■ **INFORMATION SUPPLIED**

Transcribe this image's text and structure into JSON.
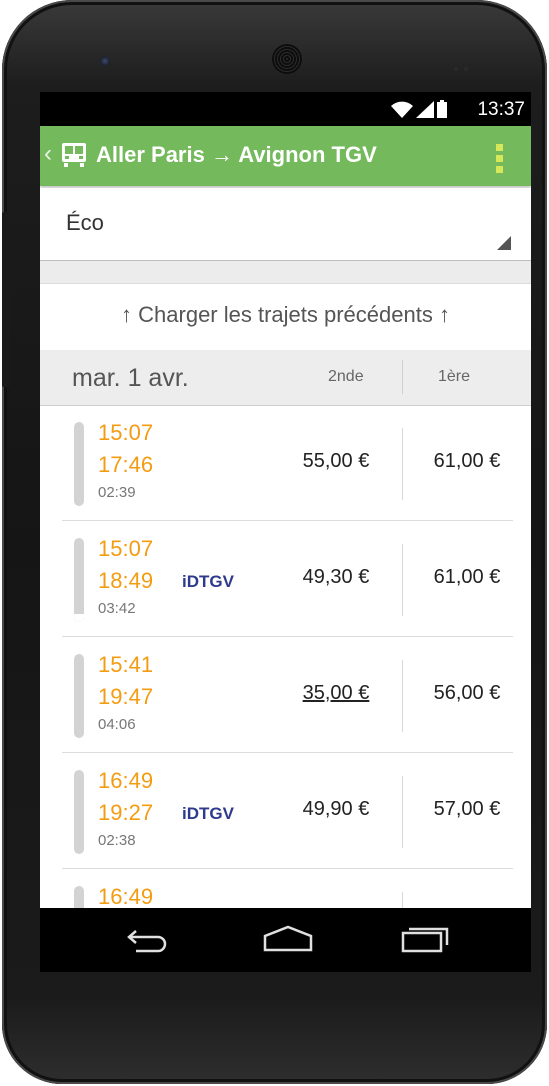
{
  "status_bar": {
    "time": "13:37"
  },
  "app_bar": {
    "title": "Aller Paris → Avignon TGV",
    "back_icon": "chevron-left-icon",
    "train_icon": "train-icon",
    "menu_icon": "overflow-menu-icon",
    "color": "#74b95c"
  },
  "class_select": {
    "value": "Éco"
  },
  "load_previous": {
    "label": "↑ Charger les trajets précédents ↑"
  },
  "date_header": {
    "date": "mar. 1 avr.",
    "col_second": "2nde",
    "col_first": "1ère"
  },
  "trips": [
    {
      "departure": "15:07",
      "arrival": "17:46",
      "duration": "02:39",
      "carrier": "",
      "price_second": "55,00 €",
      "price_first": "61,00 €"
    },
    {
      "departure": "15:07",
      "arrival": "18:49",
      "duration": "03:42",
      "carrier": "iDTGV",
      "price_second": "49,30 €",
      "price_first": "61,00 €"
    },
    {
      "departure": "15:41",
      "arrival": "19:47",
      "duration": "04:06",
      "carrier": "",
      "price_second": "35,00 €",
      "price_first": "56,00 €"
    },
    {
      "departure": "16:49",
      "arrival": "19:27",
      "duration": "02:38",
      "carrier": "iDTGV",
      "price_second": "49,90 €",
      "price_first": "57,00 €"
    },
    {
      "departure": "16:49"
    }
  ],
  "colors": {
    "time_orange": "#f39c12",
    "carrier_blue": "#2e3a8c"
  }
}
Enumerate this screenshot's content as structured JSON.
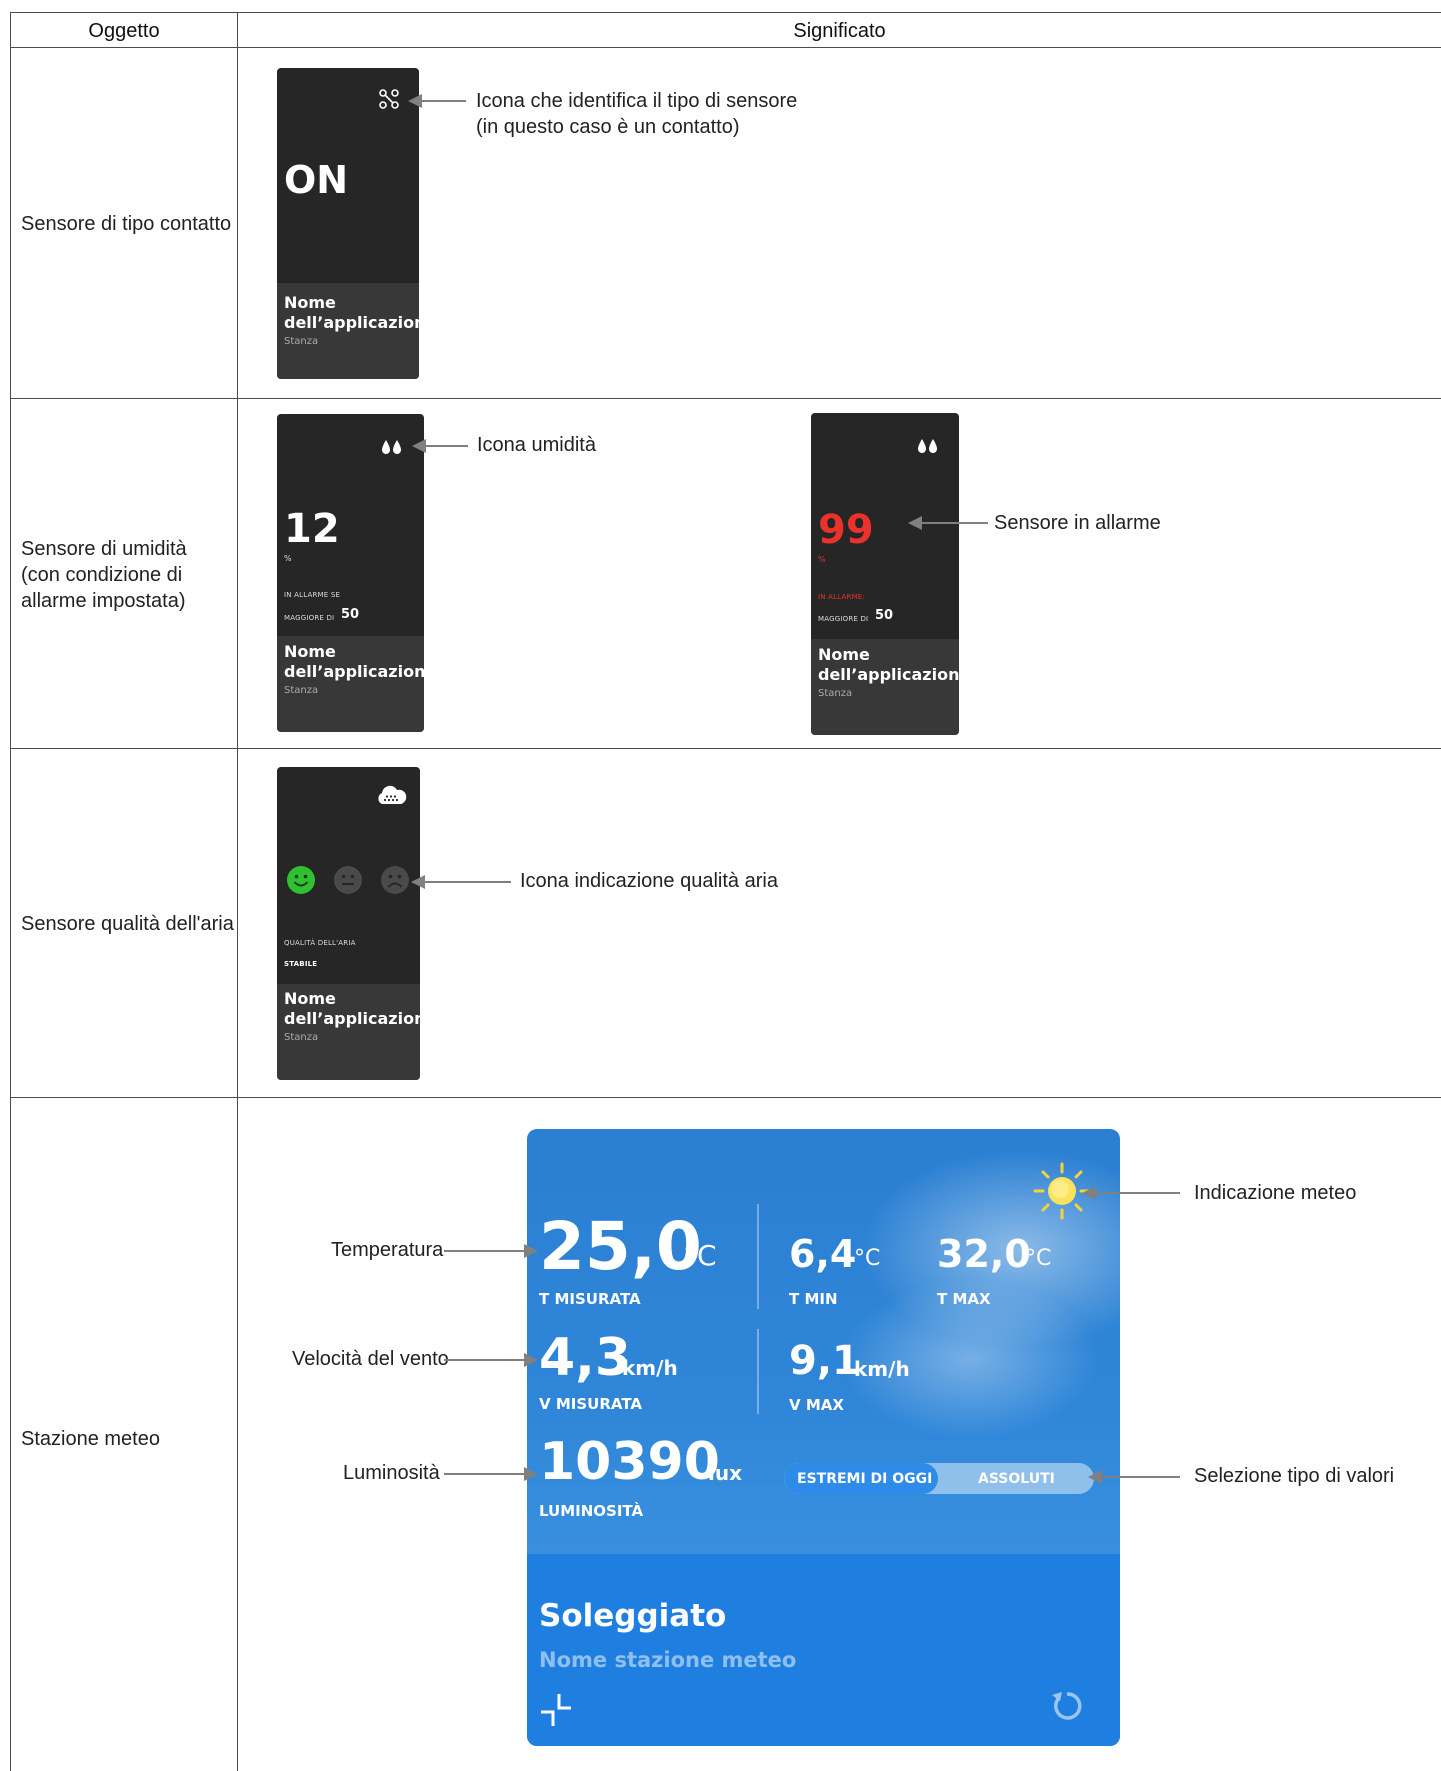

■ **WHAT IS ASKED**
Looking at the entries above, say how many lines contain the word "this". Only the number is wanted.

■ **OUTPUT**
2